__WRITTEN INSTRUCTION__: Spot every line with the word "Topic" and return it.
──────── ENTRIES SHOWN ────────
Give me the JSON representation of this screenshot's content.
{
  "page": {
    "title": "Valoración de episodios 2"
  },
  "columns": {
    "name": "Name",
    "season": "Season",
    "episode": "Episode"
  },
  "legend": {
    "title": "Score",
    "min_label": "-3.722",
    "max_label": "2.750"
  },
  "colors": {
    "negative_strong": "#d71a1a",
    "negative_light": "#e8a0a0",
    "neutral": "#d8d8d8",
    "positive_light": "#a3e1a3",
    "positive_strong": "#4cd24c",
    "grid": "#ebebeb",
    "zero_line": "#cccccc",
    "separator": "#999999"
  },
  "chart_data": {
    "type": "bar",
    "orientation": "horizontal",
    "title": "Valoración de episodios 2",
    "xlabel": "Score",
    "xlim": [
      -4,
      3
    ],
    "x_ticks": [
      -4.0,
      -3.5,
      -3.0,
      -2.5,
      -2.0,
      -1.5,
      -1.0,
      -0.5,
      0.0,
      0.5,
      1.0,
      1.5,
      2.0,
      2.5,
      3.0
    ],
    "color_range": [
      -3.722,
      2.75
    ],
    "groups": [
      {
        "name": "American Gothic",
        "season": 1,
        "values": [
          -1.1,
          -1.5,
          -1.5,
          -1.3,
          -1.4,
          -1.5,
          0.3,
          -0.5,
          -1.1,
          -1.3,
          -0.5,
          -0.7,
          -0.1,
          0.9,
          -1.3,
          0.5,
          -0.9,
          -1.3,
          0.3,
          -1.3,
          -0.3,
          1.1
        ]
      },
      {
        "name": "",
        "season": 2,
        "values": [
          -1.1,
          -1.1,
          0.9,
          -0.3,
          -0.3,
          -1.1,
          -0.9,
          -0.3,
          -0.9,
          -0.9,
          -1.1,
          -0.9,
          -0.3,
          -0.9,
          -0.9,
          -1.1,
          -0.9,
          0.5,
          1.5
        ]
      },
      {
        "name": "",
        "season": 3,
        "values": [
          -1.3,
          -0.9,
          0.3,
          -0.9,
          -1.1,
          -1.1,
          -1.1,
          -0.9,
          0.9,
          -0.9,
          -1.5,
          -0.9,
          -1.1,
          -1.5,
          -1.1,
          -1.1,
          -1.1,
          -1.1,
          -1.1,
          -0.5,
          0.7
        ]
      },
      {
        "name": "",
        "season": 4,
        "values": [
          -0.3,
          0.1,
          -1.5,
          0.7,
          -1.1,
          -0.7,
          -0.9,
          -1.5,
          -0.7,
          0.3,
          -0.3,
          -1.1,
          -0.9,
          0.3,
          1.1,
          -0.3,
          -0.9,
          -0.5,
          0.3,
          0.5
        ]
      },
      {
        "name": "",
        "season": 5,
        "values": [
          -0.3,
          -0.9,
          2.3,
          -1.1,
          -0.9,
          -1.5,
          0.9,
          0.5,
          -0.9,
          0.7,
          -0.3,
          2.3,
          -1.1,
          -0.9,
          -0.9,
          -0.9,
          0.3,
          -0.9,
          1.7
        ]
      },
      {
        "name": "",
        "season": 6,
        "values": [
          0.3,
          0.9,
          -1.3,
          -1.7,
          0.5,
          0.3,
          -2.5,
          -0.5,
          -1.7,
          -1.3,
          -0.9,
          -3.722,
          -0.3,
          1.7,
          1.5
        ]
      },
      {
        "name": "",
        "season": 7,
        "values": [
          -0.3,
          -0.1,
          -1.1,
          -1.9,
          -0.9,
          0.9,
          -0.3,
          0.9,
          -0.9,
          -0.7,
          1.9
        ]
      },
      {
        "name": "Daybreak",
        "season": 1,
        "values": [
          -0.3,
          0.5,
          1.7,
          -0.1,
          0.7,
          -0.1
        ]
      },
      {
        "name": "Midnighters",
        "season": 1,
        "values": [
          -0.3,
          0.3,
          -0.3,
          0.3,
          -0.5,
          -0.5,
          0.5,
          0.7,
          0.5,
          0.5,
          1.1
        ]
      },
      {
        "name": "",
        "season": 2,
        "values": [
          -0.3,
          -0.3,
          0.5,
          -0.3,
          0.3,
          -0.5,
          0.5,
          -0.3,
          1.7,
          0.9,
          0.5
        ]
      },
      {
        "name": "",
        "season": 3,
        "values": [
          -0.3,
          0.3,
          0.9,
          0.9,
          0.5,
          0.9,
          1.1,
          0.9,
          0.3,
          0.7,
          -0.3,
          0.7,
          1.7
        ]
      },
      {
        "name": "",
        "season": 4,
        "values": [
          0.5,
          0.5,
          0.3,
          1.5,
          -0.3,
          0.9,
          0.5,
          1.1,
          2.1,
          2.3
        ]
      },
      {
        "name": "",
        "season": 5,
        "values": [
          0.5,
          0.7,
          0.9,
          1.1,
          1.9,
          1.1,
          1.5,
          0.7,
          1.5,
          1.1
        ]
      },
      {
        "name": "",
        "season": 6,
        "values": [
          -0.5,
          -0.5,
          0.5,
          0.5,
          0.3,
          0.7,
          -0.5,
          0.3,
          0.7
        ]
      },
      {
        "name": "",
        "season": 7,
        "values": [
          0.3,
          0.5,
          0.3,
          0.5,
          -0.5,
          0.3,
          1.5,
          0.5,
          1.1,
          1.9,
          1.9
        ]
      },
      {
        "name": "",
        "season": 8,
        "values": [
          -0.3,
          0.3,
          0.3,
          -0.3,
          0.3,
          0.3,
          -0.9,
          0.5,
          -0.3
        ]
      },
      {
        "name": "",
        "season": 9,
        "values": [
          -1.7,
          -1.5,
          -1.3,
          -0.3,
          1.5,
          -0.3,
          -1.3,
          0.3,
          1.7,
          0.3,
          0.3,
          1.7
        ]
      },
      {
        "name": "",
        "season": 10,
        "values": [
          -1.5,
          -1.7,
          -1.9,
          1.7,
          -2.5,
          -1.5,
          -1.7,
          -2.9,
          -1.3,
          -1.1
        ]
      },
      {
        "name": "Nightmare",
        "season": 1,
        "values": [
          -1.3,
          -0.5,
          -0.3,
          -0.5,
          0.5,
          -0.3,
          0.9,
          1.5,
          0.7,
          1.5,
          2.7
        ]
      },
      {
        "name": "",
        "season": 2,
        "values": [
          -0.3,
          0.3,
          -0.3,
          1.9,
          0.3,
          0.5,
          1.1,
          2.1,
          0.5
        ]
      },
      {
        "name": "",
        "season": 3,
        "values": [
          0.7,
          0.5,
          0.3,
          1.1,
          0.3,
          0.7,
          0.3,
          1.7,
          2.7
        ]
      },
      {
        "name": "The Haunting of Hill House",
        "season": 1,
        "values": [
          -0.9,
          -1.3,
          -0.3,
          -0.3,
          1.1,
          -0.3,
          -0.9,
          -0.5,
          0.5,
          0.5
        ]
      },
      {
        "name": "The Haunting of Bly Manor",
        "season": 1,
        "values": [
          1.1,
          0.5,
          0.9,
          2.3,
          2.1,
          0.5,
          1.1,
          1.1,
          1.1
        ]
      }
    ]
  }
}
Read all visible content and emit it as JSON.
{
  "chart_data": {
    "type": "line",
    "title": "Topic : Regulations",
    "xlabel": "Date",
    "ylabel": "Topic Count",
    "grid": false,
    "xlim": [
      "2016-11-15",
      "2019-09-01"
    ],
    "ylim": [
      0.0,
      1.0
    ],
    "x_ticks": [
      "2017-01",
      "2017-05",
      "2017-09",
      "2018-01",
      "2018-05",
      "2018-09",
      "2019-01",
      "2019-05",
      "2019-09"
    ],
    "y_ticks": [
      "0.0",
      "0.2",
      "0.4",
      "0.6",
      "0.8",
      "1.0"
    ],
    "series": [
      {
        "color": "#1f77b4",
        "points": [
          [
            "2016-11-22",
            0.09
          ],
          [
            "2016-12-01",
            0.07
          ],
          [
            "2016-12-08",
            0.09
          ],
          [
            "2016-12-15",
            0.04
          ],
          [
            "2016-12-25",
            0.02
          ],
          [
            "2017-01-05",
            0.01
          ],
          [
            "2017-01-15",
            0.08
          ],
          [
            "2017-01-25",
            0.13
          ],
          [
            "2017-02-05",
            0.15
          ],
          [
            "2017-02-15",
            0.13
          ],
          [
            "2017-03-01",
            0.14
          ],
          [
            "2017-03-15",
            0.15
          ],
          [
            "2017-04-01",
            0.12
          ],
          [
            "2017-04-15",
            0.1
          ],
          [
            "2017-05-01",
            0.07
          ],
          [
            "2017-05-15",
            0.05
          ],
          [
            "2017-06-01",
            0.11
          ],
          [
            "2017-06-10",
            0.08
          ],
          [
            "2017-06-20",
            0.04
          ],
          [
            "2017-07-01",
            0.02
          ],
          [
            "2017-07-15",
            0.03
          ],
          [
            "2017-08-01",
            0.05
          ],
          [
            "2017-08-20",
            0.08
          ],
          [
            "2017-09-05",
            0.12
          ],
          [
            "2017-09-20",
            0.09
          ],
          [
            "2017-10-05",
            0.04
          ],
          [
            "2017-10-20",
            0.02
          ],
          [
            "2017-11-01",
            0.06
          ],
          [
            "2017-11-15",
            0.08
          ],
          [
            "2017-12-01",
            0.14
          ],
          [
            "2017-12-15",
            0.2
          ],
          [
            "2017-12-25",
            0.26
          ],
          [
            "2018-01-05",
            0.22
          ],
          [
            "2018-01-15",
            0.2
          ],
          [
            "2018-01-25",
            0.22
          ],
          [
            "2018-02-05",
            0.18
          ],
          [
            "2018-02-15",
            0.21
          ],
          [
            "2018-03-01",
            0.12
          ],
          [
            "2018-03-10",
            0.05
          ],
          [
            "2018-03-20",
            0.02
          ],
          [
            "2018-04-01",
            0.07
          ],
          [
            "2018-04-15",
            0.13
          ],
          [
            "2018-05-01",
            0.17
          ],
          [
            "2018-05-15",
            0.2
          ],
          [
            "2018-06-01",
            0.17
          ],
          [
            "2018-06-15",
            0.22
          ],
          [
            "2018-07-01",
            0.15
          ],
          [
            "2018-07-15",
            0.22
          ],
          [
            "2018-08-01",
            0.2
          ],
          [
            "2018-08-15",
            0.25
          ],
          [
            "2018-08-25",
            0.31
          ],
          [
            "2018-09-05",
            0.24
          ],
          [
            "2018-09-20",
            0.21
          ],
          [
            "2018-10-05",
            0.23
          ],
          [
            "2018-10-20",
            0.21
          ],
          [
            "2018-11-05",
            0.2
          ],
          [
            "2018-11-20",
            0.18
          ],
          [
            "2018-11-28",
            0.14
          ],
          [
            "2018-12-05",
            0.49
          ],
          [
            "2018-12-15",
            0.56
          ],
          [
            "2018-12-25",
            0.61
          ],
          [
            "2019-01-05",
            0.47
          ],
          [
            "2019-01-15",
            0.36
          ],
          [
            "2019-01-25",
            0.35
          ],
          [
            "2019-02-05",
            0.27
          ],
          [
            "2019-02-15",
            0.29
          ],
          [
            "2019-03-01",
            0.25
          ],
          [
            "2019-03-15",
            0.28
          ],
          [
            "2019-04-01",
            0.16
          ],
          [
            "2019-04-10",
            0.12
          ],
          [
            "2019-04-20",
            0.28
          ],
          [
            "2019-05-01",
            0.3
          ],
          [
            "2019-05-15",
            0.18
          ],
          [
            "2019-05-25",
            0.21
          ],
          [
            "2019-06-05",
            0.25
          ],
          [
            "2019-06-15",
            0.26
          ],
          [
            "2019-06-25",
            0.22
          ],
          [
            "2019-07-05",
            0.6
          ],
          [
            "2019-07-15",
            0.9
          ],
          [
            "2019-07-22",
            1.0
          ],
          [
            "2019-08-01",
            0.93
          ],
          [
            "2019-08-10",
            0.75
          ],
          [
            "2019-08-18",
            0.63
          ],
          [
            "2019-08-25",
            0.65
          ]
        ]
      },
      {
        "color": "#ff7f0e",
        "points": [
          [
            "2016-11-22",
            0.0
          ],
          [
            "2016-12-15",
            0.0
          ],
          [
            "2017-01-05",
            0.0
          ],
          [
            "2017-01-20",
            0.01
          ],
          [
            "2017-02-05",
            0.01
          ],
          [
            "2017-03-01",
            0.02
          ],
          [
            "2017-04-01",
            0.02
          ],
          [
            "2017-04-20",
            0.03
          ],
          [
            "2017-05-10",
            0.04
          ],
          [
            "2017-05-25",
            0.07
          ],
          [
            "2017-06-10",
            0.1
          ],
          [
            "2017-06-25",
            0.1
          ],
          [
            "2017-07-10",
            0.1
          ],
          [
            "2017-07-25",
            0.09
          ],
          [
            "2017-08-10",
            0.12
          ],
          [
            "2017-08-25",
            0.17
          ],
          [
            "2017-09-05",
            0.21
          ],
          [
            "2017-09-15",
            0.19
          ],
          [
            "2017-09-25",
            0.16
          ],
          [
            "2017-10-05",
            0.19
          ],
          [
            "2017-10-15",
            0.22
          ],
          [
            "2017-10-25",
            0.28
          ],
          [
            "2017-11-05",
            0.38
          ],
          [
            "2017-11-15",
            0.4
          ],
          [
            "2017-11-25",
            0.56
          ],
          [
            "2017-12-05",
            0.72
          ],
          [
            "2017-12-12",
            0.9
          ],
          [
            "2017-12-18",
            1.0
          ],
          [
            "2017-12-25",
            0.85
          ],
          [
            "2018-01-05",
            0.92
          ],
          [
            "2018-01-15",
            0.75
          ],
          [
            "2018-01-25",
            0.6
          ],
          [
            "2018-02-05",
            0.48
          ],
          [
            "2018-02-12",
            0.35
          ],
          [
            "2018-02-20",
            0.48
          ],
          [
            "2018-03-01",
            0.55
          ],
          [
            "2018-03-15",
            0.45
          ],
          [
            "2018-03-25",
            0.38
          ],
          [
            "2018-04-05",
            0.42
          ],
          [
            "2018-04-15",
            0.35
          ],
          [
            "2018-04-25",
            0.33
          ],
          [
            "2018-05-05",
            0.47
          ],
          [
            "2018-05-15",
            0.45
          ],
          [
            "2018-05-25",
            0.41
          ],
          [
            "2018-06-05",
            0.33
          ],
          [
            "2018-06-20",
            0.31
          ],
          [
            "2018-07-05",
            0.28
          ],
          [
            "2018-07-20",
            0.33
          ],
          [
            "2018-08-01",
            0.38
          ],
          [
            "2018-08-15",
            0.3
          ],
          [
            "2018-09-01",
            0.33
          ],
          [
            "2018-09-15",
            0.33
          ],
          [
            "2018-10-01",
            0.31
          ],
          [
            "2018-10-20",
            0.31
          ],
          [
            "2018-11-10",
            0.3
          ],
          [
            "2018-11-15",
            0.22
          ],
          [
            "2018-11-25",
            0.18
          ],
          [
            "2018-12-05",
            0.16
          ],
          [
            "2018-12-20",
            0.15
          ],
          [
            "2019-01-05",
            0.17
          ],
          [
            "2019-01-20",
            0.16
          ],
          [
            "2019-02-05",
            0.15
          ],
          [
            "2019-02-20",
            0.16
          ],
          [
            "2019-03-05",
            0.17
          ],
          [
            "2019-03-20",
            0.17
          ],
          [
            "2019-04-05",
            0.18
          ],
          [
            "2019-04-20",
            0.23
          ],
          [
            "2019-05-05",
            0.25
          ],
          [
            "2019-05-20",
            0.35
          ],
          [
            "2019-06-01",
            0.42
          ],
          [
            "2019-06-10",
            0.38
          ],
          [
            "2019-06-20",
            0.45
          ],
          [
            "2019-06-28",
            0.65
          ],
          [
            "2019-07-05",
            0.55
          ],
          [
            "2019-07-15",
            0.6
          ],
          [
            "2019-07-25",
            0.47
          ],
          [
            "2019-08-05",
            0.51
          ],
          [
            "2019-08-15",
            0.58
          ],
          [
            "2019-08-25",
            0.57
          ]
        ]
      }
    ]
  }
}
────────
__PROBLEM SOLUTION__:
    "title": "Topic : Regulations",
    "ylabel": "Topic Count",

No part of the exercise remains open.